DATASET RECORDS start

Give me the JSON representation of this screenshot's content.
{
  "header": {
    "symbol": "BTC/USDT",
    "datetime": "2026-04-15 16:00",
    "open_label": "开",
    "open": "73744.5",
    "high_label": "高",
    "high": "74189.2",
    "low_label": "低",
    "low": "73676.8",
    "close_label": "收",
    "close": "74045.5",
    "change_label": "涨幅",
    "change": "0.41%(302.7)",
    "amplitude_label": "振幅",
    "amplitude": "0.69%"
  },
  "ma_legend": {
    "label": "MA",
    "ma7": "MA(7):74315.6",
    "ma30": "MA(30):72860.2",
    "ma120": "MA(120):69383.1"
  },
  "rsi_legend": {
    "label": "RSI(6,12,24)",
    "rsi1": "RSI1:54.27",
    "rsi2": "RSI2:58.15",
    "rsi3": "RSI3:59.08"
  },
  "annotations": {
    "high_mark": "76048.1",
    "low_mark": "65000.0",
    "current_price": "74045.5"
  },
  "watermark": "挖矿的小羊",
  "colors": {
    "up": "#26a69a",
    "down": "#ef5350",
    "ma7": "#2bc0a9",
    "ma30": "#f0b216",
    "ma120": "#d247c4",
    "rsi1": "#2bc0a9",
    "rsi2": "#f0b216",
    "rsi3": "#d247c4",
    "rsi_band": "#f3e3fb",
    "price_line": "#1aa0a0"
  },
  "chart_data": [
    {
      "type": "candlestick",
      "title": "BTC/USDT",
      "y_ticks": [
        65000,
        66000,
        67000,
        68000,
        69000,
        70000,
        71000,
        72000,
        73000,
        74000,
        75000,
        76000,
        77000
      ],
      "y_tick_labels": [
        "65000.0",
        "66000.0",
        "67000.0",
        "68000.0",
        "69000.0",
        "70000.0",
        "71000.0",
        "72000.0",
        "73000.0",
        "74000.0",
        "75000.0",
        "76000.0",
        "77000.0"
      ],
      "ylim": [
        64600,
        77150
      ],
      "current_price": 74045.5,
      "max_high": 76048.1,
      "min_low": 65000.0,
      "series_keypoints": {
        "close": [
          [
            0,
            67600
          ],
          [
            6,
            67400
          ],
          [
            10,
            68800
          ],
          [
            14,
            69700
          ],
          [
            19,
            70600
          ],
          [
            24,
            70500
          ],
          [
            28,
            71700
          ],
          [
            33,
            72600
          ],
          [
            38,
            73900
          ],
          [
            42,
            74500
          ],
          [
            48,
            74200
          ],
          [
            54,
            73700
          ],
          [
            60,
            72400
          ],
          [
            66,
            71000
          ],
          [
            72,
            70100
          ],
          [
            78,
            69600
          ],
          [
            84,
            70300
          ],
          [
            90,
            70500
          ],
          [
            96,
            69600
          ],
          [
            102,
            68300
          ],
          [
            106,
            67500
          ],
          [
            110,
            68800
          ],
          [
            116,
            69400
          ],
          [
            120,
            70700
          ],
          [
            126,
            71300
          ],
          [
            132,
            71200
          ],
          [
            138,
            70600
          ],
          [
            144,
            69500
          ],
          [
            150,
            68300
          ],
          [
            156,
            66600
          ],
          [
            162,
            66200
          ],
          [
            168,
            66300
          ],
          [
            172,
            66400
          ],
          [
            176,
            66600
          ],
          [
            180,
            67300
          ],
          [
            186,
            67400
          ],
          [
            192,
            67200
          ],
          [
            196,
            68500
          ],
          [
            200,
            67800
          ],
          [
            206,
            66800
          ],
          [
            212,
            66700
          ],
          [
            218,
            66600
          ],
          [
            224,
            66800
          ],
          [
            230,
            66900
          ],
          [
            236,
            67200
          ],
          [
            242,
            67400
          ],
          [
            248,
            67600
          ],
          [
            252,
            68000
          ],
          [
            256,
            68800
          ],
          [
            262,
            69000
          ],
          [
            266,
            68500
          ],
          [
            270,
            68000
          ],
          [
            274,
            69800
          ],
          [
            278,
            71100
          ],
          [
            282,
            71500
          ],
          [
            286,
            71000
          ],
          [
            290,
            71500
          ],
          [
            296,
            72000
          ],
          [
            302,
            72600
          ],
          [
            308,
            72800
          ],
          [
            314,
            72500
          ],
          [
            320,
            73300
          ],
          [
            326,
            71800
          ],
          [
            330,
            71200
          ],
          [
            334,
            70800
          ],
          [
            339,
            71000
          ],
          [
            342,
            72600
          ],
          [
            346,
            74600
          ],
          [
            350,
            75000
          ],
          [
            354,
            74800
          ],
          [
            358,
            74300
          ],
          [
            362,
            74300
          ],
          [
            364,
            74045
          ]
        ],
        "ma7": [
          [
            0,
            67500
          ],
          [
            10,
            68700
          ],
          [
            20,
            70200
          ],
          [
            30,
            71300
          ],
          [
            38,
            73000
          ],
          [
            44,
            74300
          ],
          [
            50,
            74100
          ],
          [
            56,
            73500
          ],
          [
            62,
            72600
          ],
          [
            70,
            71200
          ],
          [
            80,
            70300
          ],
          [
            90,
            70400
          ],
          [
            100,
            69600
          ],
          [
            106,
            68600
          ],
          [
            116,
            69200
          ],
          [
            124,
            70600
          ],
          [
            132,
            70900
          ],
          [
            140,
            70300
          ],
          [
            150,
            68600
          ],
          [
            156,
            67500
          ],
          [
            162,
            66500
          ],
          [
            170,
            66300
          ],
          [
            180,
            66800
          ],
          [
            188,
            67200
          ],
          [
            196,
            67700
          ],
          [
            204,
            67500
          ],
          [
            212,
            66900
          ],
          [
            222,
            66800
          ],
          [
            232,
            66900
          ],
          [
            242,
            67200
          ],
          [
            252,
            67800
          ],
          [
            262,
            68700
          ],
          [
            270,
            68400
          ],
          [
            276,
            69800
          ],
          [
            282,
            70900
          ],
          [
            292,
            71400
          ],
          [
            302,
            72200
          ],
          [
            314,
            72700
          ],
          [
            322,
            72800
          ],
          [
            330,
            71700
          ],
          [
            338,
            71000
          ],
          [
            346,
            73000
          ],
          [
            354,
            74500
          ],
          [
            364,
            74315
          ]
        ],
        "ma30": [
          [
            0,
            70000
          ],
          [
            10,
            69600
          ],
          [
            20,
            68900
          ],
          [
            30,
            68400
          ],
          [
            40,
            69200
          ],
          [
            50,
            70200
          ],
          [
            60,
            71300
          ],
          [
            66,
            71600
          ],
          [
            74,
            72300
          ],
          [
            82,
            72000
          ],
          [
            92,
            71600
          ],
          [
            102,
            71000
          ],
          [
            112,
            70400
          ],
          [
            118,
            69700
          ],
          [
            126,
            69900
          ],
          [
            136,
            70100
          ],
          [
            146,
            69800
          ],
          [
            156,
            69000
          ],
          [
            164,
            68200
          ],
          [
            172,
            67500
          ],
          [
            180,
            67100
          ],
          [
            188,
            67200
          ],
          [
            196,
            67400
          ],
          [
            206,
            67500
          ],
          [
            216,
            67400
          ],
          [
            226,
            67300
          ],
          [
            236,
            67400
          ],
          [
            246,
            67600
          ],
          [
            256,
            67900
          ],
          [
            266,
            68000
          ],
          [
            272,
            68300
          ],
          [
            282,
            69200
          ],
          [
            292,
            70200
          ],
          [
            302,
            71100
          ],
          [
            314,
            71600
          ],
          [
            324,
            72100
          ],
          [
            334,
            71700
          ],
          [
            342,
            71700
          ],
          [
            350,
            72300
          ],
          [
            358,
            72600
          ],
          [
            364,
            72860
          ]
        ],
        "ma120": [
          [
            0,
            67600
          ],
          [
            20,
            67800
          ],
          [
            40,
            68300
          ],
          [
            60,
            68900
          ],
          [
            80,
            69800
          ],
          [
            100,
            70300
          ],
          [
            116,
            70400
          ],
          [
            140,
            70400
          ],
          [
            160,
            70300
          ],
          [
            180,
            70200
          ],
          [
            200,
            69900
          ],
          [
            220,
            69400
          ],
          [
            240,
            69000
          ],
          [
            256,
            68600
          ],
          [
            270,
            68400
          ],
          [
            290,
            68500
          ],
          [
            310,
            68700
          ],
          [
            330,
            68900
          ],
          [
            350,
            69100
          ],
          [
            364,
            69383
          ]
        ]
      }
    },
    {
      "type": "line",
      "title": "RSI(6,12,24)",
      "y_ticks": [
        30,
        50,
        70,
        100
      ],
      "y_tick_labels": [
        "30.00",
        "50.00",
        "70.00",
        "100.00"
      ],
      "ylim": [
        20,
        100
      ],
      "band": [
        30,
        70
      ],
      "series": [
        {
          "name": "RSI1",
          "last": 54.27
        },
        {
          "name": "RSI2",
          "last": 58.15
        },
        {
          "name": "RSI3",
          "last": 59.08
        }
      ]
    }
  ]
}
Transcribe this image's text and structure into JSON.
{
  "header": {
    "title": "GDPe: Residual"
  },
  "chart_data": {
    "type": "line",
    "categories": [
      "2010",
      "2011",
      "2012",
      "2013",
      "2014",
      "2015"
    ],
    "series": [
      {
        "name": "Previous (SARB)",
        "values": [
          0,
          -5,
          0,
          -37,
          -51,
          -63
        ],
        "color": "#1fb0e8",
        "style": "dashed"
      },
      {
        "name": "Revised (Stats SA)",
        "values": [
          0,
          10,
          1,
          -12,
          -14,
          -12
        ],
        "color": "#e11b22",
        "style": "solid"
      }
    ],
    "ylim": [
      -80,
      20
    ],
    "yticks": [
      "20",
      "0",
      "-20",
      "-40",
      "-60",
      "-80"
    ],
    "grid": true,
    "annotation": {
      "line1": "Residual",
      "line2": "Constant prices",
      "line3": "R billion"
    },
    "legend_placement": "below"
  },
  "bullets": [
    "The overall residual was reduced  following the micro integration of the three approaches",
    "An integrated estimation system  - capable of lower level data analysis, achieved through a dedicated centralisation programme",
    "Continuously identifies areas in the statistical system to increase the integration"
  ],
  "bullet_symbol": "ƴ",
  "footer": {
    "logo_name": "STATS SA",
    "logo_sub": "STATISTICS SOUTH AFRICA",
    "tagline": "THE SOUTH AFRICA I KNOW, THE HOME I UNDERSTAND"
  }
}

DATASET RECORDS end

**PROMPT**:
Examine the records and report how many lines contain the string "type". Only the number should be given.

**COMPLETED TASK**:
3